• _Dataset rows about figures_
┌──

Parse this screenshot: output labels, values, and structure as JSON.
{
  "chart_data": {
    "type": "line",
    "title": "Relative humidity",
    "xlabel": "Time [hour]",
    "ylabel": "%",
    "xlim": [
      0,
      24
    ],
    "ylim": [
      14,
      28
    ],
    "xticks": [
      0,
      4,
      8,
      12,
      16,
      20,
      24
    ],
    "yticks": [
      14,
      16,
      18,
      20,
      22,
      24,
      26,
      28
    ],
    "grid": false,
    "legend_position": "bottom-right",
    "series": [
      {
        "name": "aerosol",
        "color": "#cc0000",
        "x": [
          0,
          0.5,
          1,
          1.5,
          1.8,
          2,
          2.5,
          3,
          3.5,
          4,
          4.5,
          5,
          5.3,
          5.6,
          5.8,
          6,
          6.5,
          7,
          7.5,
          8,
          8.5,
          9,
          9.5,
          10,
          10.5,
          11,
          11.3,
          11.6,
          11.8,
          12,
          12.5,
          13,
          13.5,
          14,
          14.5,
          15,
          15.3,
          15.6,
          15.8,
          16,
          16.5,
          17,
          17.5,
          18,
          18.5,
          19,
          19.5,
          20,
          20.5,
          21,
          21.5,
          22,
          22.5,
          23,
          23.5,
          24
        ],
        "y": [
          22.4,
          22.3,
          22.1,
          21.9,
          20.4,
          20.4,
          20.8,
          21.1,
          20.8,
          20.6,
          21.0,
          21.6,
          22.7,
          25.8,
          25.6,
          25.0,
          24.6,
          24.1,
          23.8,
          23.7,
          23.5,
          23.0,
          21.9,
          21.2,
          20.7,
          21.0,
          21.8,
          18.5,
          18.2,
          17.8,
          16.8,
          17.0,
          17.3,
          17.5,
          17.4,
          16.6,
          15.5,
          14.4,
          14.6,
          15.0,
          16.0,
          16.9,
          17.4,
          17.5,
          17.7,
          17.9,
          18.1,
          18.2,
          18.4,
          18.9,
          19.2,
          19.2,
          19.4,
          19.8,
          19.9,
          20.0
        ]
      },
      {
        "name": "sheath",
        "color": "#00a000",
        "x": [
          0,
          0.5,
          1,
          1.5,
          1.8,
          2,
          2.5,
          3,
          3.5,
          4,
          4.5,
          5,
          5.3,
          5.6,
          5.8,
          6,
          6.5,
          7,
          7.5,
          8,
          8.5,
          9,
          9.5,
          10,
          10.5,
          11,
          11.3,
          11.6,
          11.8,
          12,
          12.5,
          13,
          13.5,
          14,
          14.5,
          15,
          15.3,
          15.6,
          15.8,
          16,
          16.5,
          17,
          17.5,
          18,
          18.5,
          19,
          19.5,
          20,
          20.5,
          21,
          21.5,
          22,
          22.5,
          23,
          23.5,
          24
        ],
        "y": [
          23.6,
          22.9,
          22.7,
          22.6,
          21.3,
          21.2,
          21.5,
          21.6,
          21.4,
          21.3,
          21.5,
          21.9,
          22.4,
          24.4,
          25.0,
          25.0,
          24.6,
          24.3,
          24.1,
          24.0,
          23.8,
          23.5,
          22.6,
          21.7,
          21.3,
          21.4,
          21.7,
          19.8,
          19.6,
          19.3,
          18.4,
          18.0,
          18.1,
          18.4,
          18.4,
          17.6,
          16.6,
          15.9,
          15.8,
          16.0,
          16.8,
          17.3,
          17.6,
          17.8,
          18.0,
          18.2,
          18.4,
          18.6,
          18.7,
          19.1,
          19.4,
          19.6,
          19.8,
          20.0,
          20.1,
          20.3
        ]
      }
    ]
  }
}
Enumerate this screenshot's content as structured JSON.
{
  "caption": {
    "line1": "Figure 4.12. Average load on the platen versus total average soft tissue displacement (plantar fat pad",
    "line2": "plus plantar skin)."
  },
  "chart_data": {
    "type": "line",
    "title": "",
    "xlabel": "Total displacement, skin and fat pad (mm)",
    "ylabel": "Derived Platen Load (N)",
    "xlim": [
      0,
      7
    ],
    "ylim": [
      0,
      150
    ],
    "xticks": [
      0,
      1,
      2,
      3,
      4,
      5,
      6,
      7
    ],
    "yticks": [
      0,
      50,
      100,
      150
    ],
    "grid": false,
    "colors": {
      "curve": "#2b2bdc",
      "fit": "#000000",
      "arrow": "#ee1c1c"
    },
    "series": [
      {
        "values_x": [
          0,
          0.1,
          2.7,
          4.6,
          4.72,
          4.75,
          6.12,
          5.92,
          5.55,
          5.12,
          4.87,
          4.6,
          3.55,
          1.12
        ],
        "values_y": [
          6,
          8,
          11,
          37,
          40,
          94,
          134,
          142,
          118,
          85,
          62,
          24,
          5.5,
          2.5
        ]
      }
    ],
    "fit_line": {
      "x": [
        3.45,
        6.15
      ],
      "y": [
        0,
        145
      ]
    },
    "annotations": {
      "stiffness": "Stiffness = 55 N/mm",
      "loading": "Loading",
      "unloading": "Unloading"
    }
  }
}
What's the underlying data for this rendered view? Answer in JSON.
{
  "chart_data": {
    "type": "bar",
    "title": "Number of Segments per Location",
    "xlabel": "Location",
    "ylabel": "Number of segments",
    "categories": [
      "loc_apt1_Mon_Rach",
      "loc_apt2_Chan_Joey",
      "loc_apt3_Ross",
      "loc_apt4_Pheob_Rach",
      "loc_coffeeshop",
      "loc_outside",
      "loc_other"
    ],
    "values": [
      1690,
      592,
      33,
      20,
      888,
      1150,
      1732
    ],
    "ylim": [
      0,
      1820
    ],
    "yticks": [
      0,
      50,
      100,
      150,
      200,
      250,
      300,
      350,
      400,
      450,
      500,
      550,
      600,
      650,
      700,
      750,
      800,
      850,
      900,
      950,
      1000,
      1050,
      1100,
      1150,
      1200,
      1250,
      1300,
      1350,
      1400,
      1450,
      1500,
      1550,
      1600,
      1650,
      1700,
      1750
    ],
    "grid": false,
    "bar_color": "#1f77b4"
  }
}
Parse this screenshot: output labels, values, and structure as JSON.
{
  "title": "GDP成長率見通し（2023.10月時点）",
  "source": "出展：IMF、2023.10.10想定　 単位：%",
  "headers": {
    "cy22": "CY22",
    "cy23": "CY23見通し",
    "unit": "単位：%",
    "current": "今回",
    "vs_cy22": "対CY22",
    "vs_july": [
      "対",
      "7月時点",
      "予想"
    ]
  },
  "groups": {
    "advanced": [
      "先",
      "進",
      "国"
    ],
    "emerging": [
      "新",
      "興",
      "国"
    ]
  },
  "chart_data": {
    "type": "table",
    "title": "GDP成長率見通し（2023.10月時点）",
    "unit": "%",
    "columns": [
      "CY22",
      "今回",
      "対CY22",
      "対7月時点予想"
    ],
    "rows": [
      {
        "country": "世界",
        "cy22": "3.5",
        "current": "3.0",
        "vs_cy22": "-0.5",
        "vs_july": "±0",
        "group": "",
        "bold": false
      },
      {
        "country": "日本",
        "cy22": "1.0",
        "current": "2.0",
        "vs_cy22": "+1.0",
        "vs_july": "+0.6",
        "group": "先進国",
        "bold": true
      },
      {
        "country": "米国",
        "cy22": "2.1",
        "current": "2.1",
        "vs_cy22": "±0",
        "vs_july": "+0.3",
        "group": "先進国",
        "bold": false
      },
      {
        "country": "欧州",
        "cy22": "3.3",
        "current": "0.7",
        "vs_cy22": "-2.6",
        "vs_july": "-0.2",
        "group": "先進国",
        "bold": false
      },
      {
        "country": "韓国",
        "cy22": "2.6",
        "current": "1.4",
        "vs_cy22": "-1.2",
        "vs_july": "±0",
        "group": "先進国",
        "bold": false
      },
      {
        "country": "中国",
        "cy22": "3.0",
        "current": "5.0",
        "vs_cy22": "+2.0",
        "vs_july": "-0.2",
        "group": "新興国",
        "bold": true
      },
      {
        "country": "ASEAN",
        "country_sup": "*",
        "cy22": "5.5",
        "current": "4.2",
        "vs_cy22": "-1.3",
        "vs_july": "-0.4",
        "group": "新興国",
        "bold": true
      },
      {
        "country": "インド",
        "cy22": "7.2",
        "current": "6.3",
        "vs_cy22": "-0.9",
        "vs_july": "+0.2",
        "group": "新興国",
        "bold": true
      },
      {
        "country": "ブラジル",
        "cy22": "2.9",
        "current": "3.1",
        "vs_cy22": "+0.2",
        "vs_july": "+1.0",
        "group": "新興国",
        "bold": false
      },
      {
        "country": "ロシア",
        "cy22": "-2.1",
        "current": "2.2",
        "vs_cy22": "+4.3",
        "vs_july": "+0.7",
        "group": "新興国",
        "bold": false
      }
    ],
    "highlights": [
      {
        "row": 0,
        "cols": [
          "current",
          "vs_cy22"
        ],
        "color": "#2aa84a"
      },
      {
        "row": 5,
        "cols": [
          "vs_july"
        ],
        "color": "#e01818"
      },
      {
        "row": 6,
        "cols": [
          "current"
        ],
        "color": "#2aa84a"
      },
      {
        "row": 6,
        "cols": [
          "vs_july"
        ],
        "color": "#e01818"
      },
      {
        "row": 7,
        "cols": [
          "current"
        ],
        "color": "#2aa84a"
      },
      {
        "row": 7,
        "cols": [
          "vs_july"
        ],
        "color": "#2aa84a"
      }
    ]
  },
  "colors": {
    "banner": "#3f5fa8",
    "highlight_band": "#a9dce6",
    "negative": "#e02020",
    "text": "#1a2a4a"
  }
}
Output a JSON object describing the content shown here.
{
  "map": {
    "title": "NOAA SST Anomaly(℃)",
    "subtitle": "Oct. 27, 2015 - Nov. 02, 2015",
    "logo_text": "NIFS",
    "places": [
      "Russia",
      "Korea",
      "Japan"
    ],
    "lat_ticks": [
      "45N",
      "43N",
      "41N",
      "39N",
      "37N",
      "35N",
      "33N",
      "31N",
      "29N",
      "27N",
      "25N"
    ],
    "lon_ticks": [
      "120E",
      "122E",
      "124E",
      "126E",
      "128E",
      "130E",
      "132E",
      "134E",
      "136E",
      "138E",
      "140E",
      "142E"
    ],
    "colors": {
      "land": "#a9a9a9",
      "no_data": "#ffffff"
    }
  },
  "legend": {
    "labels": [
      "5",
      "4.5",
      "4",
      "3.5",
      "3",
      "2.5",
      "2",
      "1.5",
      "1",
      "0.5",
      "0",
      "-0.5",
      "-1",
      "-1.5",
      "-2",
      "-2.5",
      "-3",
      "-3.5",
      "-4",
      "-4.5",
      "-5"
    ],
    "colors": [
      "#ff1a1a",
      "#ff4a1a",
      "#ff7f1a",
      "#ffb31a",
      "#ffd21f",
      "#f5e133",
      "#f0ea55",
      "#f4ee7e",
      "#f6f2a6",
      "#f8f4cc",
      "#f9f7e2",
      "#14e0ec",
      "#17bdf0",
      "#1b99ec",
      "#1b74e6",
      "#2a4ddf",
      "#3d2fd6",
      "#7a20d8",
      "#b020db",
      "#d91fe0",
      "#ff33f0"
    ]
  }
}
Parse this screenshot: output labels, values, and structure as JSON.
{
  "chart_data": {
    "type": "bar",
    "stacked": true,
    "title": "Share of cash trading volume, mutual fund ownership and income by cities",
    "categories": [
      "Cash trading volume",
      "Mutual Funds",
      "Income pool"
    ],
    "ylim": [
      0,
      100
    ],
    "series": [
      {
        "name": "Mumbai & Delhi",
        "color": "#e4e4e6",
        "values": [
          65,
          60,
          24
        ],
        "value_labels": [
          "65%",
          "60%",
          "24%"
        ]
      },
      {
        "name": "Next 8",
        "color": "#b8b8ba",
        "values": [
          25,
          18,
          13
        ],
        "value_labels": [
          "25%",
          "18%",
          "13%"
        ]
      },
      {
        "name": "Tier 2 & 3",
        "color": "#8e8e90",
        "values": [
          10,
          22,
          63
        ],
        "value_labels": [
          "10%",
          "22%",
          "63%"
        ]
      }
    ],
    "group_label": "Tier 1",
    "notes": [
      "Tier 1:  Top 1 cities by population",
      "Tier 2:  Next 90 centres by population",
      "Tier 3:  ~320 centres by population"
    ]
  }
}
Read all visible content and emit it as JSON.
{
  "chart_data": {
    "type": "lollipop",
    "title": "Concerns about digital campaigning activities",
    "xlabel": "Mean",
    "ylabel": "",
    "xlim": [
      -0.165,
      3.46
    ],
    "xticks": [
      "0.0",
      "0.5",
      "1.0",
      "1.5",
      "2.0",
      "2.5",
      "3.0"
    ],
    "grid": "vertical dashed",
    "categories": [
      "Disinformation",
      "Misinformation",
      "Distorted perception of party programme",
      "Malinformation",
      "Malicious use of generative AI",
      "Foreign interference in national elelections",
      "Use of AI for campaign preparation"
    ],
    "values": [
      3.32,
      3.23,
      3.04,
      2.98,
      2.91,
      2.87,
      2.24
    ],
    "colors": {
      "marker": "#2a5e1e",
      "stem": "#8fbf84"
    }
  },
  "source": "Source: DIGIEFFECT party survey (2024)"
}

└──

• _Requirement_
Within the records, how many lines include "centres"? The answer is the number and nothing else.

• _Full answer_
2